- **Written instruction**: Everything in the listing should be restated word for word.

>> start Dataset records

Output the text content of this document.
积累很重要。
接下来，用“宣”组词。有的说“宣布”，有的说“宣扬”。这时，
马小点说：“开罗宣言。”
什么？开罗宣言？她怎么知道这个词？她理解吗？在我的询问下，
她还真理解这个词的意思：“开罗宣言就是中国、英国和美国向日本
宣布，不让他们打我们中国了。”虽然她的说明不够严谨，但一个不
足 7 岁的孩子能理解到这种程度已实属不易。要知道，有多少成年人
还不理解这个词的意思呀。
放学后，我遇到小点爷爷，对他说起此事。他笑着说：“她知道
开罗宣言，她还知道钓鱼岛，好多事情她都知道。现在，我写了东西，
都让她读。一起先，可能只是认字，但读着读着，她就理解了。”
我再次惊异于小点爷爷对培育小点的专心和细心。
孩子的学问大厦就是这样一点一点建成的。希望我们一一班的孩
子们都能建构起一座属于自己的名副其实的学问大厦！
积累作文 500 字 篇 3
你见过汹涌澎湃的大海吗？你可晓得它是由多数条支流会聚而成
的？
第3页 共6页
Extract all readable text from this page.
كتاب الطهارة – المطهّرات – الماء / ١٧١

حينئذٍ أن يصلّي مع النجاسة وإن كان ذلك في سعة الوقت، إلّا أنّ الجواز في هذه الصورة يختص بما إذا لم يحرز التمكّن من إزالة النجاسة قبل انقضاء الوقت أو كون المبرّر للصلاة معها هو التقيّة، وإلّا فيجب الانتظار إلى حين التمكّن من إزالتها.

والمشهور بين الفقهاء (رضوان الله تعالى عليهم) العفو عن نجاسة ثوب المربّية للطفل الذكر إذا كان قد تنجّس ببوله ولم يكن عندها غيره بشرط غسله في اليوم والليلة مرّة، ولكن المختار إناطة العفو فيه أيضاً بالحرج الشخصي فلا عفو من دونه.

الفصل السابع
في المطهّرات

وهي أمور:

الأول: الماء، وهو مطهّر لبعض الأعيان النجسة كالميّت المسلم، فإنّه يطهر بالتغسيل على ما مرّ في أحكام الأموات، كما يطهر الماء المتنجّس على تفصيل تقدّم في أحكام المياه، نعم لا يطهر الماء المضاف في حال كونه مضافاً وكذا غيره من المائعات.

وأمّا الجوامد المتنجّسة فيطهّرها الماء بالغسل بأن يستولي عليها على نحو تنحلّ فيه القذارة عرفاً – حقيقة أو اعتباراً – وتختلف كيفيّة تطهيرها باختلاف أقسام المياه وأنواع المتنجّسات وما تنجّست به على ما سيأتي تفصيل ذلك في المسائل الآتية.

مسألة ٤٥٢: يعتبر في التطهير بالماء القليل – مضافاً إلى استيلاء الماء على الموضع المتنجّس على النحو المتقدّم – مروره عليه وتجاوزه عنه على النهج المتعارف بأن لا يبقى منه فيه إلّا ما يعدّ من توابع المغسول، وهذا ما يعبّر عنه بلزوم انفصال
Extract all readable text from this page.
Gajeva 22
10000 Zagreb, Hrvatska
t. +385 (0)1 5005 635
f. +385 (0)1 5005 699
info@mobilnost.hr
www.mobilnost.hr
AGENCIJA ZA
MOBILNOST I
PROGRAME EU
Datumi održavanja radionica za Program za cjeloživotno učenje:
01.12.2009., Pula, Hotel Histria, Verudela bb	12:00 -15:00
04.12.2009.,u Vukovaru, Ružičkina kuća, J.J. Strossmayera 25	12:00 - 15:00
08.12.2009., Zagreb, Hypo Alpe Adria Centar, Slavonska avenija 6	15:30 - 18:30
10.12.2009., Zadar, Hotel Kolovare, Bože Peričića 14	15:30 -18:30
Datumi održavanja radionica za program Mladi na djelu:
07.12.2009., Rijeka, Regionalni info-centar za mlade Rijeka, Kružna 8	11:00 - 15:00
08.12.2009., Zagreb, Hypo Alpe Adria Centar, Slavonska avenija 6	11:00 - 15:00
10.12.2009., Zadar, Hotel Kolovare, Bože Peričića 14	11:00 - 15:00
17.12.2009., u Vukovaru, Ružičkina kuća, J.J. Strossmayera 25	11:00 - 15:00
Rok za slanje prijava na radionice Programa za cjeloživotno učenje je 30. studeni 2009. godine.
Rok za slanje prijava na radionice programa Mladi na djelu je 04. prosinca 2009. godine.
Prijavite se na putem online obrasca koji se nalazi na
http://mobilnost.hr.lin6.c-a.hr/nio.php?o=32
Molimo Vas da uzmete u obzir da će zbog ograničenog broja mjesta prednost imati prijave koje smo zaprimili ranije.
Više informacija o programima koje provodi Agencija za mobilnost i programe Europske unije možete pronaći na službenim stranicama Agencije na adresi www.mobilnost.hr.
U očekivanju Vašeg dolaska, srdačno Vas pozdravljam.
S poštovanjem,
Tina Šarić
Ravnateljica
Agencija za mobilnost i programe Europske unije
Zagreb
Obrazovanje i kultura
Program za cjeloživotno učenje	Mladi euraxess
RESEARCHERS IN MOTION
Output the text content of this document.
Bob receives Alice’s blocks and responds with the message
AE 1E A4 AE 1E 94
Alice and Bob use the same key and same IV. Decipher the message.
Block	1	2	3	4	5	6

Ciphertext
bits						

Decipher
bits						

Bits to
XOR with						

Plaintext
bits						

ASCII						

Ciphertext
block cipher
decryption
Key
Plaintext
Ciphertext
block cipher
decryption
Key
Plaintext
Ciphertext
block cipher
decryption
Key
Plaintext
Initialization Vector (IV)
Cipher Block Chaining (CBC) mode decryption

>> end Dataset records

- **Complete response**:
Output the text content of this document.
积累很重要。
接下来，用“宣”组词。有的说“宣布”，有的说“宣扬”。这时，
马小点说：“开罗宣言。”
什么？开罗宣言？她怎么知道这个词？她理解吗？在我的询问下，
她还真理解这个词的意思：“开罗宣言就是中国、英国和美国向日本
宣布，不让他们打我们中国了。”虽然她的说明不够严谨，但一个不
足 7 岁的孩子能理解到这种程度已实属不易。要知道，有多少成年人
还不理解这个词的意思呀。
放学后，我遇到小点爷爷，对他说起此事。他笑着说：“她知道
开罗宣言，她还知道钓鱼岛，好多事情她都知道。现在，我写了东西，
都让她读。一起先，可能只是认字，但读着读着，她就理解了。”
我再次惊异于小点爷爷对培育小点的专心和细心。
孩子的学问大厦就是这样一点一点建成的。希望我们一一班的孩
子们都能建构起一座属于自己的名副其实的学问大厦！
积累作文 500 字 篇 3
你见过汹涌澎湃的大海吗？你可晓得它是由多数条支流会聚而成
的？
第3页 共6页
Extract all readable text from this page.
كتاب الطهارة – المطهّرات – الماء / ١٧١

حينئذٍ أن يصلّي مع النجاسة وإن كان ذلك في سعة الوقت، إلّا أنّ الجواز في هذه الصورة يختص بما إذا لم يحرز التمكّن من إزالة النجاسة قبل انقضاء الوقت أو كون المبرّر للصلاة معها هو التقيّة، وإلّا فيجب الانتظار إلى حين التمكّن من إزالتها.

والمشهور بين الفقهاء (رضوان الله تعالى عليهم) العفو عن نجاسة ثوب المربّية للطفل الذكر إذا كان قد تنجّس ببوله ولم يكن عندها غيره بشرط غسله في اليوم والليلة مرّة، ولكن المختار إناطة العفو فيه أيضاً بالحرج الشخصي فلا عفو من دونه.

الفصل السابع
في المطهّرات

وهي أمور:

الأول: الماء، وهو مطهّر لبعض الأعيان النجسة كالميّت المسلم، فإنّه يطهر بالتغسيل على ما مرّ في أحكام الأموات، كما يطهر الماء المتنجّس على تفصيل تقدّم في أحكام المياه، نعم لا يطهر الماء المضاف في حال كونه مضافاً وكذا غيره من المائعات.

وأمّا الجوامد المتنجّسة فيطهّرها الماء بالغسل بأن يستولي عليها على نحو تنحلّ فيه القذارة عرفاً – حقيقة أو اعتباراً – وتختلف كيفيّة تطهيرها باختلاف أقسام المياه وأنواع المتنجّسات وما تنجّست به على ما سيأتي تفصيل ذلك في المسائل الآتية.

مسألة ٤٥٢: يعتبر في التطهير بالماء القليل – مضافاً إلى استيلاء الماء على الموضع المتنجّس على النحو المتقدّم – مروره عليه وتجاوزه عنه على النهج المتعارف بأن لا يبقى منه فيه إلّا ما يعدّ من توابع المغسول، وهذا ما يعبّر عنه بلزوم انفصال
Extract all readable text from this page.
Gajeva 22
10000 Zagreb, Hrvatska
t. +385 (0)1 5005 635
f. +385 (0)1 5005 699
info@mobilnost.hr
www.mobilnost.hr
AGENCIJA ZA
MOBILNOST I
PROGRAME EU
Datumi održavanja radionica za Program za cjeloživotno učenje:
01.12.2009., Pula, Hotel Histria, Verudela bb	12:00 -15:00
04.12.2009.,u Vukovaru, Ružičkina kuća, J.J. Strossmayera 25	12:00 - 15:00
08.12.2009., Zagreb, Hypo Alpe Adria Centar, Slavonska avenija 6	15:30 - 18:30
10.12.2009., Zadar, Hotel Kolovare, Bože Peričića 14	15:30 -18:30
Datumi održavanja radionica za program Mladi na djelu:
07.12.2009., Rijeka, Regionalni info-centar za mlade Rijeka, Kružna 8	11:00 - 15:00
08.12.2009., Zagreb, Hypo Alpe Adria Centar, Slavonska avenija 6	11:00 - 15:00
10.12.2009., Zadar, Hotel Kolovare, Bože Peričića 14	11:00 - 15:00
17.12.2009., u Vukovaru, Ružičkina kuća, J.J. Strossmayera 25	11:00 - 15:00
Rok za slanje prijava na radionice Programa za cjeloživotno učenje je 30. studeni 2009. godine.
Rok za slanje prijava na radionice programa Mladi na djelu je 04. prosinca 2009. godine.
Prijavite se na putem online obrasca koji se nalazi na
http://mobilnost.hr.lin6.c-a.hr/nio.php?o=32
Molimo Vas da uzmete u obzir da će zbog ograničenog broja mjesta prednost imati prijave koje smo zaprimili ranije.
Više informacija o programima koje provodi Agencija za mobilnost i programe Europske unije možete pronaći na službenim stranicama Agencije na adresi www.mobilnost.hr.
U očekivanju Vašeg dolaska, srdačno Vas pozdravljam.
S poštovanjem,
Tina Šarić
Ravnateljica
Agencija za mobilnost i programe Europske unije
Zagreb
Obrazovanje i kultura
Program za cjeloživotno učenje	Mladi euraxess
RESEARCHERS IN MOTION
Output the text content of this document.
Bob receives Alice’s blocks and responds with the message
AE 1E A4 AE 1E 94
Alice and Bob use the same key and same IV. Decipher the message.
Block	1	2	3	4	5	6

Ciphertext
bits						

Decipher
bits						

Bits to
XOR with						

Plaintext
bits						

ASCII						

Ciphertext
block cipher
decryption
Key
Plaintext
Ciphertext
block cipher
decryption
Key
Plaintext
Ciphertext
block cipher
decryption
Key
Plaintext
Initialization Vector (IV)
Cipher Block Chaining (CBC) mode decryption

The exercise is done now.